DIRECTION | Where a line contains the word "보여준다", copy that line.
──────── INFORMATION SUPPLIED
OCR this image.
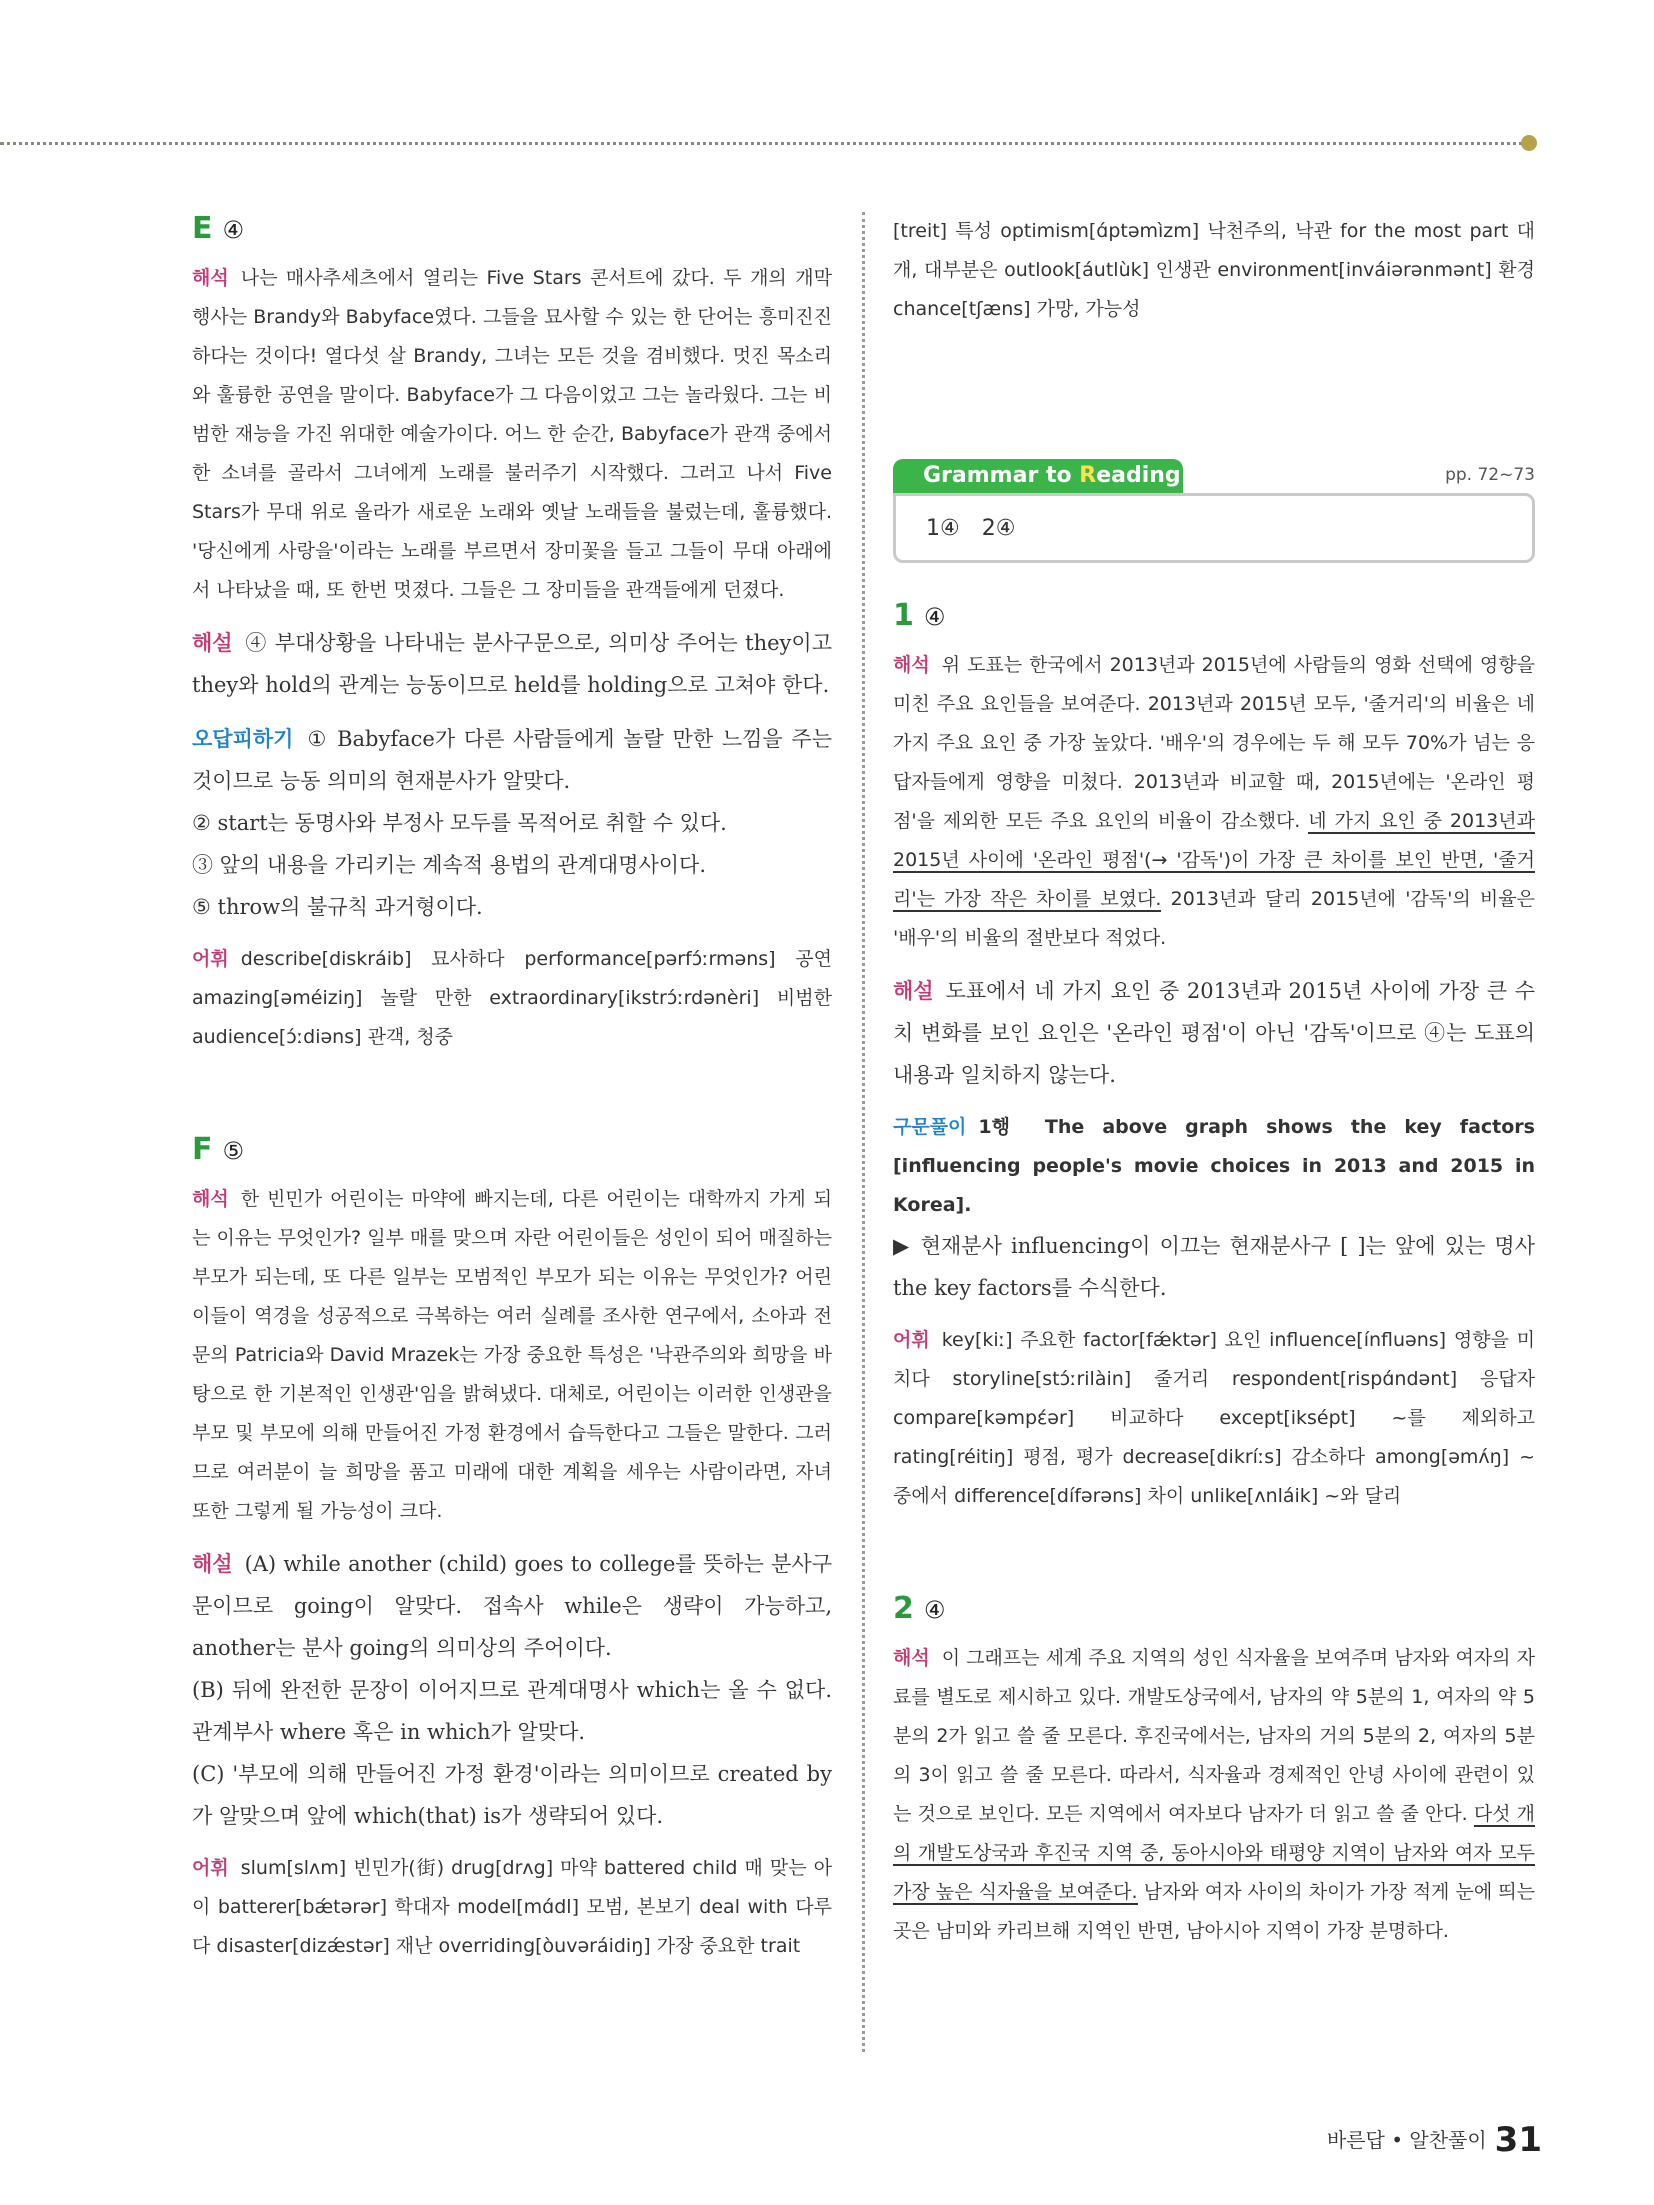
E ④

해석 나는 매사추세츠에서 열리는 Five Stars 콘서트에 갔다. 두 개의 개막 행사는 Brandy와 Babyface였다. 그들을 묘사할 수 있는 한 단어는 흥미진진하다는 것이다! 열다섯 살 Brandy, 그녀는 모든 것을 겸비했다. 멋진 목소리와 훌륭한 공연을 말이다. Babyface가 그 다음이었고 그는 놀라웠다. 그는 비범한 재능을 가진 위대한 예술가이다. 어느 한 순간, Babyface가 관객 중에서 한 소녀를 골라서 그녀에게 노래를 불러주기 시작했다. 그러고 나서 Five Stars가 무대 위로 올라가 새로운 노래와 옛날 노래들을 불렀는데, 훌륭했다. '당신에게 사랑을'이라는 노래를 부르면서 장미꽃을 들고 그들이 무대 아래에서 나타났을 때, 또 한번 멋졌다. 그들은 그 장미들을 관객들에게 던졌다.

해설 ④ 부대상황을 나타내는 분사구문으로, 의미상 주어는 they이고 they와 hold의 관계는 능동이므로 held를 holding으로 고쳐야 한다.

오답피하기 ① Babyface가 다른 사람들에게 놀랄 만한 느낌을 주는 것이므로 능동 의미의 현재분사가 알맞다.

② start는 동명사와 부정사 모두를 목적어로 취할 수 있다.

③ 앞의 내용을 가리키는 계속적 용법의 관계대명사이다.

⑤ throw의 불규칙 과거형이다.

어휘 describe[diskráib] 묘사하다 performance[pərfɔ́ːrməns] 공연 amazing[əméiziŋ] 놀랄 만한 extraordinary[ikstrɔ́ːrdənèri] 비범한 audience[ɔ́ːdiəns] 관객, 청중

F ⑤

해석 한 빈민가 어린이는 마약에 빠지는데, 다른 어린이는 대학까지 가게 되는 이유는 무엇인가? 일부 매를 맞으며 자란 어린이들은 성인이 되어 매질하는 부모가 되는데, 또 다른 일부는 모범적인 부모가 되는 이유는 무엇인가? 어린이들이 역경을 성공적으로 극복하는 여러 실례를 조사한 연구에서, 소아과 전문의 Patricia와 David Mrazek는 가장 중요한 특성은 '낙관주의와 희망을 바탕으로 한 기본적인 인생관'임을 밝혀냈다. 대체로, 어린이는 이러한 인생관을 부모 및 부모에 의해 만들어진 가정 환경에서 습득한다고 그들은 말한다. 그러므로 여러분이 늘 희망을 품고 미래에 대한 계획을 세우는 사람이라면, 자녀 또한 그렇게 될 가능성이 크다.

해설 (A) while another (child) goes to college를 뜻하는 분사구문이므로 going이 알맞다. 접속사 while은 생략이 가능하고, another는 분사 going의 의미상의 주어이다.

(B) 뒤에 완전한 문장이 이어지므로 관계대명사 which는 올 수 없다. 관계부사 where 혹은 in which가 알맞다.

(C) '부모에 의해 만들어진 가정 환경'이라는 의미이므로 created by가 알맞으며 앞에 which(that) is가 생략되어 있다.

어휘 slum[slʌm] 빈민가(街) drug[drʌg] 마약 battered child 매 맞는 아이 batterer[bǽtərər] 학대자 model[mɑ́dl] 모범, 본보기 deal with 다루다 disaster[dizǽstər] 재난 overriding[òuvəráidiŋ] 가장 중요한 trait

[treit] 특성 optimism[ɑ́ptəmìzm] 낙천주의, 낙관 for the most part 대개, 대부분은 outlook[áutlùk] 인생관 environment[inváiərənmənt] 환경 chance[tʃæns] 가망, 가능성

Grammar to Reading	pp. 72~73
1④ 2④
1 ④

해석 위 도표는 한국에서 2013년과 2015년에 사람들의 영화 선택에 영향을 미친 주요 요인들을 보여준다. 2013년과 2015년 모두, '줄거리'의 비율은 네 가지 주요 요인 중 가장 높았다. '배우'의 경우에는 두 해 모두 70%가 넘는 응답자들에게 영향을 미쳤다. 2013년과 비교할 때, 2015년에는 '온라인 평점'을 제외한 모든 주요 요인의 비율이 감소했다. 네 가지 요인 중 2013년과 2015년 사이에 '온라인 평점'(→ '감독')이 가장 큰 차이를 보인 반면, '줄거리'는 가장 작은 차이를 보였다. 2013년과 달리 2015년에 '감독'의 비율은 '배우'의 비율의 절반보다 적었다.

해설 도표에서 네 가지 요인 중 2013년과 2015년 사이에 가장 큰 수치 변화를 보인 요인은 '온라인 평점'이 아닌 '감독'이므로 ④는 도표의 내용과 일치하지 않는다.

구문풀이 1행 The above graph shows the key factors [influencing people's movie choices in 2013 and 2015 in Korea].

▶ 현재분사 influencing이 이끄는 현재분사구 [ ]는 앞에 있는 명사 the key factors를 수식한다.

어휘 key[kiː] 주요한 factor[fǽktər] 요인 influence[ínfluəns] 영향을 미치다 storyline[stɔ́ːrilàin] 줄거리 respondent[rispɑ́ndənt] 응답자 compare[kəmpέər] 비교하다 except[iksépt] ~를 제외하고 rating[réitiŋ] 평점, 평가 decrease[dikríːs] 감소하다 among[əmʌ́ŋ] ~ 중에서 difference[dífərəns] 차이 unlike[ʌnláik] ~와 달리

2 ④

해석 이 그래프는 세계 주요 지역의 성인 식자율을 보여주며 남자와 여자의 자료를 별도로 제시하고 있다. 개발도상국에서, 남자의 약 5분의 1, 여자의 약 5분의 2가 읽고 쓸 줄 모른다. 후진국에서는, 남자의 거의 5분의 2, 여자의 5분의 3이 읽고 쓸 줄 모른다. 따라서, 식자율과 경제적인 안녕 사이에 관련이 있는 것으로 보인다. 모든 지역에서 여자보다 남자가 더 읽고 쓸 줄 안다. 다섯 개의 개발도상국과 후진국 지역 중, 동아시아와 태평양 지역이 남자와 여자 모두 가장 높은 식자율을 보여준다. 남자와 여자 사이의 차이가 가장 적게 눈에 띄는 곳은 남미와 카리브해 지역인 반면, 남아시아 지역이 가장 분명하다.

바른답 • 알찬풀이 31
────────────────
ANSWER TO THE EXERCISE |
해석 위 도표는 한국에서 2013년과 2015년에 사람들의 영화 선택에 영향을 미친 주요 요인들을 보여준다. 2013년과 2015년 모두, '줄거리'의 비율은 네 가지 주요 요인 중 가장 높았다. '배우'의 경우에는 두 해 모두 70%가 넘는 응답자들에게 영향을 미쳤다. 2013년과 비교할 때, 2015년에는 '온라인 평점'을 제외한 모든 주요 요인의 비율이 감소했다. 네 가지 요인 중 2013년과 2015년 사이에 '온라인 평점'(→ '감독')이 가장 큰 차이를 보인 반면, '줄거리'는 가장 작은 차이를 보였다. 2013년과 달리 2015년에 '감독'의 비율은 '배우'의 비율의 절반보다 적었다.
해석 이 그래프는 세계 주요 지역의 성인 식자율을 보여주며 남자와 여자의 자료를 별도로 제시하고 있다. 개발도상국에서, 남자의 약 5분의 1, 여자의 약 5분의 2가 읽고 쓸 줄 모른다. 후진국에서는, 남자의 거의 5분의 2, 여자의 5분의 3이 읽고 쓸 줄 모른다. 따라서, 식자율과 경제적인 안녕 사이에 관련이 있는 것으로 보인다. 모든 지역에서 여자보다 남자가 더 읽고 쓸 줄 안다. 다섯 개의 개발도상국과 후진국 지역 중, 동아시아와 태평양 지역이 남자와 여자 모두 가장 높은 식자율을 보여준다. 남자와 여자 사이의 차이가 가장 적게 눈에 띄는 곳은 남미와 카리브해 지역인 반면, 남아시아 지역이 가장 분명하다.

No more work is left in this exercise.